Source material:
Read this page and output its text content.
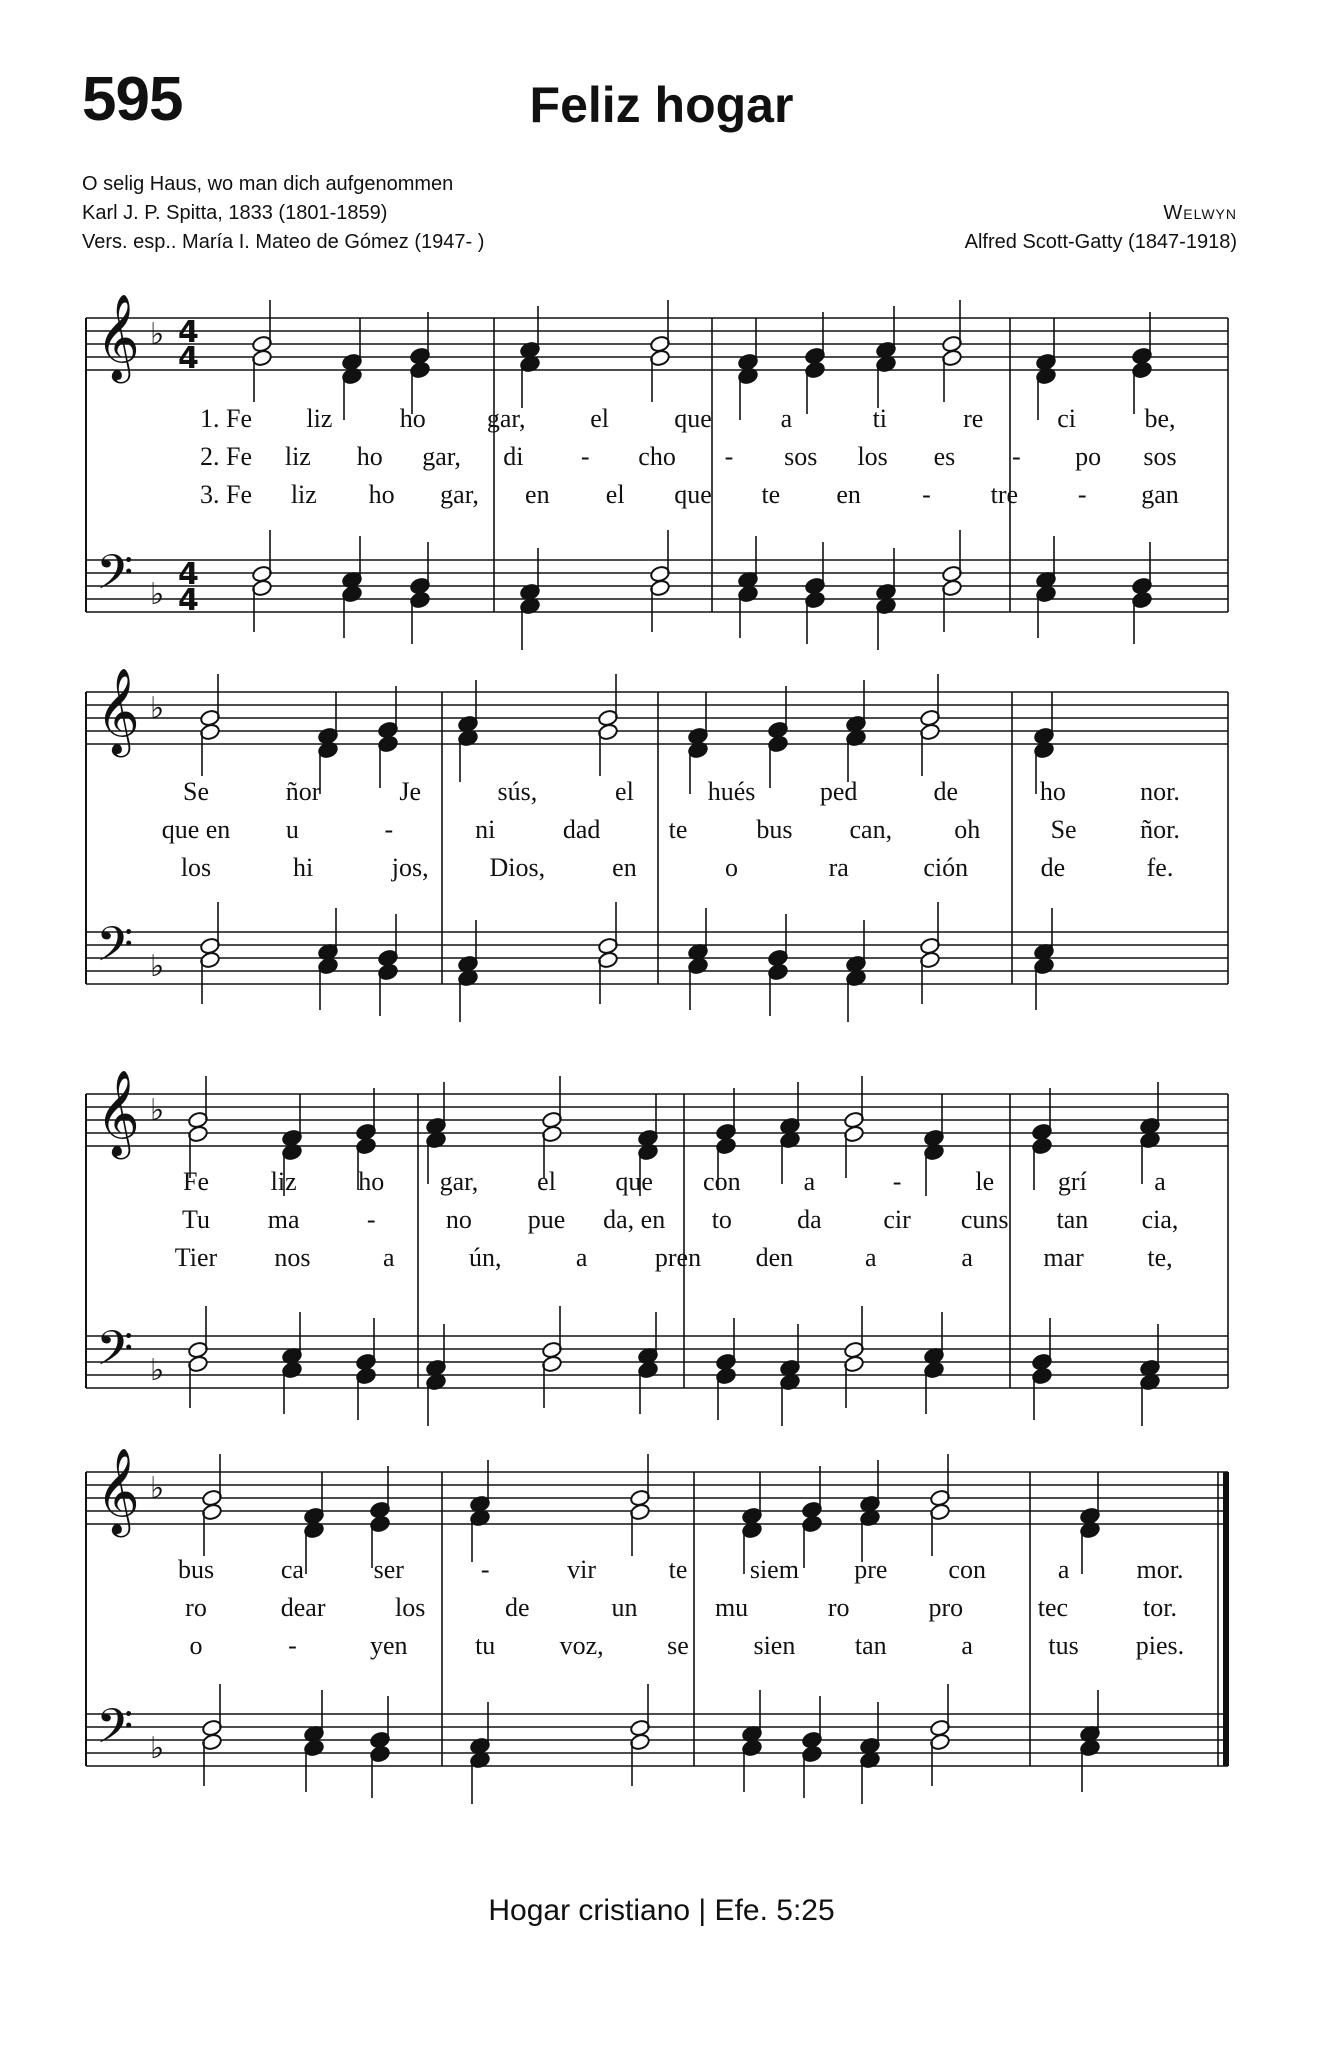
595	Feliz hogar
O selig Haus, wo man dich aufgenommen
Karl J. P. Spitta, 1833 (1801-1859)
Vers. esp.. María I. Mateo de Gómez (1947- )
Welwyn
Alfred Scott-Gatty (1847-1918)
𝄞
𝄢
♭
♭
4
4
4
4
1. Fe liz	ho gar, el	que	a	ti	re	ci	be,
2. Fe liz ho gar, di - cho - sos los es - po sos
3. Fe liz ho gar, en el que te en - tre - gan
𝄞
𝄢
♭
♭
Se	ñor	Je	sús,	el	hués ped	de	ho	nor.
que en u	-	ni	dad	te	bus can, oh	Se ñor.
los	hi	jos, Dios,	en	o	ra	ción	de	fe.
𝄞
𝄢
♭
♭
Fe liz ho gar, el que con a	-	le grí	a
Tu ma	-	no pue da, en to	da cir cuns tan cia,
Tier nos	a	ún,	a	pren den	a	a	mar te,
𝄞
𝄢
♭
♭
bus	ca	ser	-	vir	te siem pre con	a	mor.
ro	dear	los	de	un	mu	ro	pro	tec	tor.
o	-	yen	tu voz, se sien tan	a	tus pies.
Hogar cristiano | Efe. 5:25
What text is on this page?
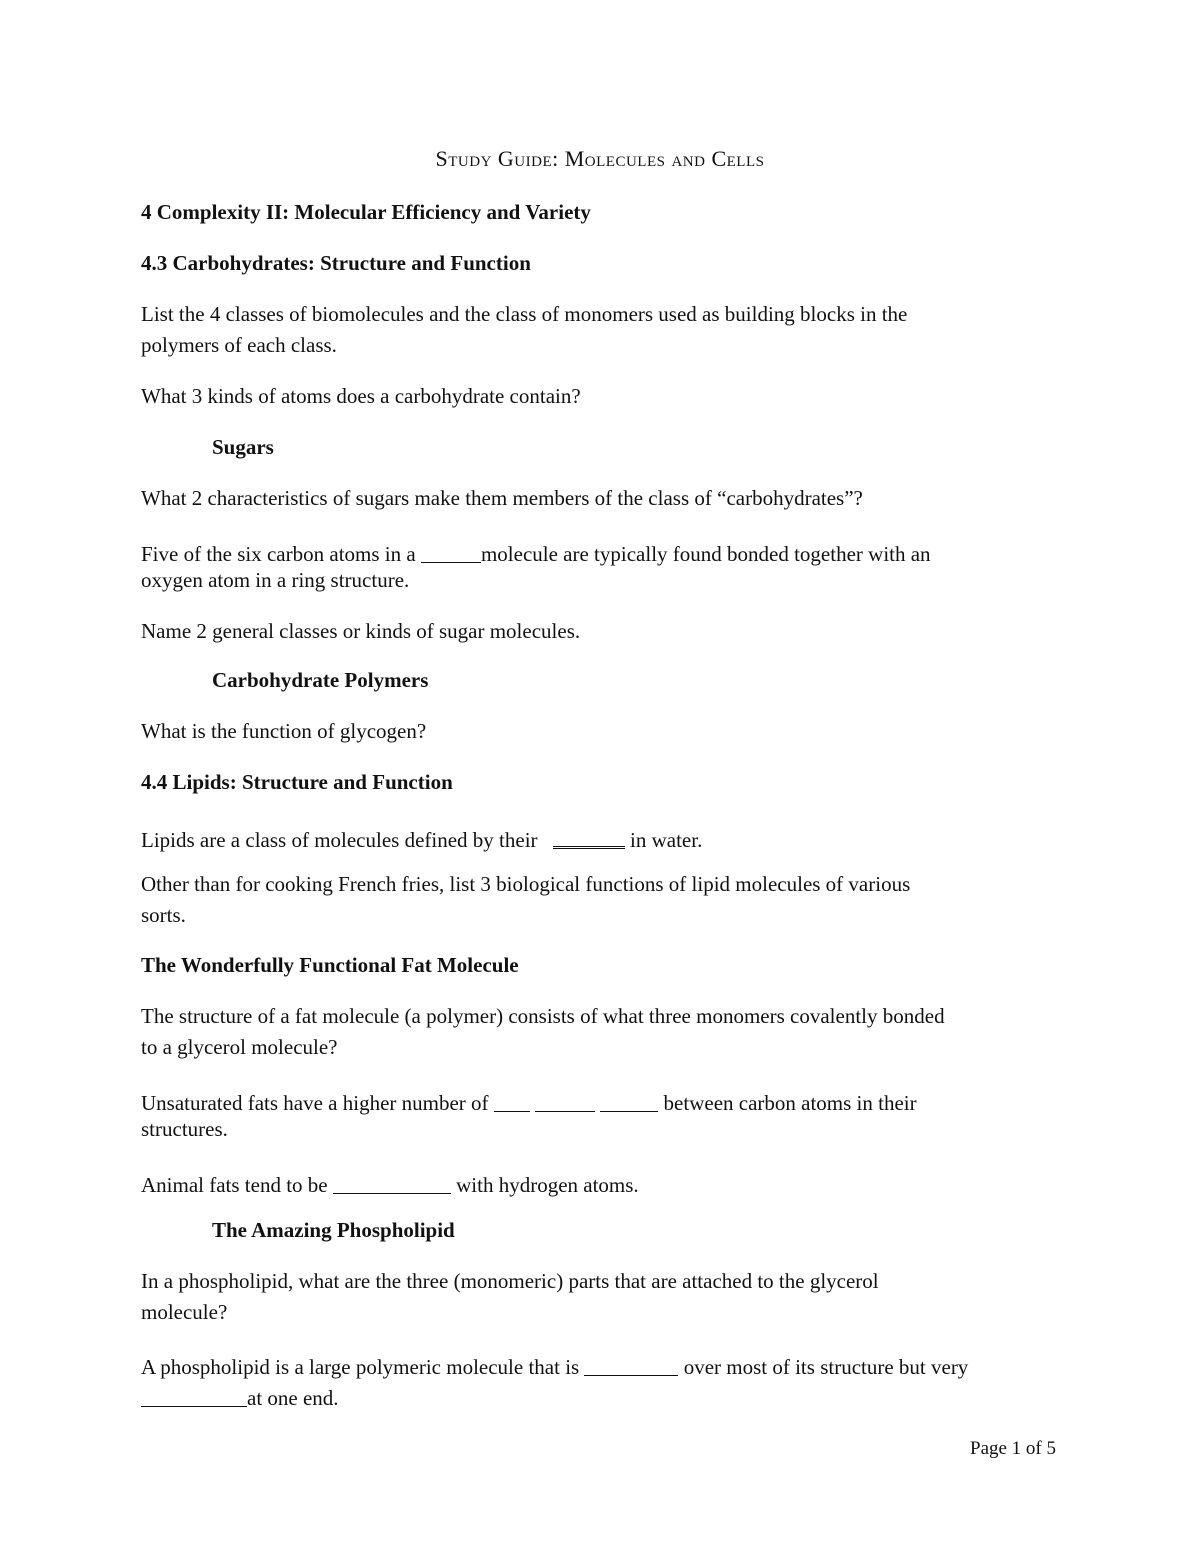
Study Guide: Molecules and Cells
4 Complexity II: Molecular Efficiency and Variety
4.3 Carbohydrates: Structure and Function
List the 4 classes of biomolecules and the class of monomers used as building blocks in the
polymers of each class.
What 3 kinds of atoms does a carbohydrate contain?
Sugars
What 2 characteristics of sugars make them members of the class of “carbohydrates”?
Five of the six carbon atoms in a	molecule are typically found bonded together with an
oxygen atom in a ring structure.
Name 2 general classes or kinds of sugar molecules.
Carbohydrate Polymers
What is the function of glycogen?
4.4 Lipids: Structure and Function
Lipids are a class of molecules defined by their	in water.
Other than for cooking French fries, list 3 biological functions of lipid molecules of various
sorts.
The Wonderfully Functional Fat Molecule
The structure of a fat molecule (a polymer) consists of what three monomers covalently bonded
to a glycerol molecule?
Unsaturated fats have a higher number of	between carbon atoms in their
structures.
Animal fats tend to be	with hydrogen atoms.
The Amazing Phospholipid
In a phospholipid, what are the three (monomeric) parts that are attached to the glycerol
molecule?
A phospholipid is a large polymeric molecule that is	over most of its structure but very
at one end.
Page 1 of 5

Task item: Repeat every record above exactly, but leave out any pictures.

Expected output:
Read this page and output its text content.
595	Feliz hogar
O selig Haus, wo man dich aufgenommen
Karl J. P. Spitta, 1833 (1801-1859)
Vers. esp.. María I. Mateo de Gómez (1947- )
Welwyn
Alfred Scott-Gatty (1847-1918)
𝄞
𝄢
♭
♭
4
4
4
4
1. Fe liz	ho gar, el	que	a	ti	re	ci	be,
2. Fe liz ho gar, di - cho - sos los es - po sos
3. Fe liz ho gar, en el que te en - tre - gan
𝄞
𝄢
♭
♭
Se	ñor	Je	sús,	el	hués ped	de	ho	nor.
que en u	-	ni	dad	te	bus can, oh	Se ñor.
los	hi	jos, Dios,	en	o	ra	ción	de	fe.
𝄞
𝄢
♭
♭
Fe liz ho gar, el que con a	-	le grí	a
Tu ma	-	no pue da, en to	da cir cuns tan cia,
Tier nos	a	ún,	a	pren den	a	a	mar te,
𝄞
𝄢
♭
♭
bus	ca	ser	-	vir	te siem pre con	a	mor.
ro	dear	los	de	un	mu	ro	pro	tec	tor.
o	-	yen	tu voz, se sien tan	a	tus pies.
Hogar cristiano | Efe. 5:25
What text is on this page?
Study Guide: Molecules and Cells
4 Complexity II: Molecular Efficiency and Variety
4.3 Carbohydrates: Structure and Function
List the 4 classes of biomolecules and the class of monomers used as building blocks in the
polymers of each class.
What 3 kinds of atoms does a carbohydrate contain?
Sugars
What 2 characteristics of sugars make them members of the class of “carbohydrates”?
Five of the six carbon atoms in a	molecule are typically found bonded together with an
oxygen atom in a ring structure.
Name 2 general classes or kinds of sugar molecules.
Carbohydrate Polymers
What is the function of glycogen?
4.4 Lipids: Structure and Function
Lipids are a class of molecules defined by their	in water.
Other than for cooking French fries, list 3 biological functions of lipid molecules of various
sorts.
The Wonderfully Functional Fat Molecule
The structure of a fat molecule (a polymer) consists of what three monomers covalently bonded
to a glycerol molecule?
Unsaturated fats have a higher number of	between carbon atoms in their
structures.
Animal fats tend to be	with hydrogen atoms.
The Amazing Phospholipid
In a phospholipid, what are the three (monomeric) parts that are attached to the glycerol
molecule?
A phospholipid is a large polymeric molecule that is	over most of its structure but very
at one end.
Page 1 of 5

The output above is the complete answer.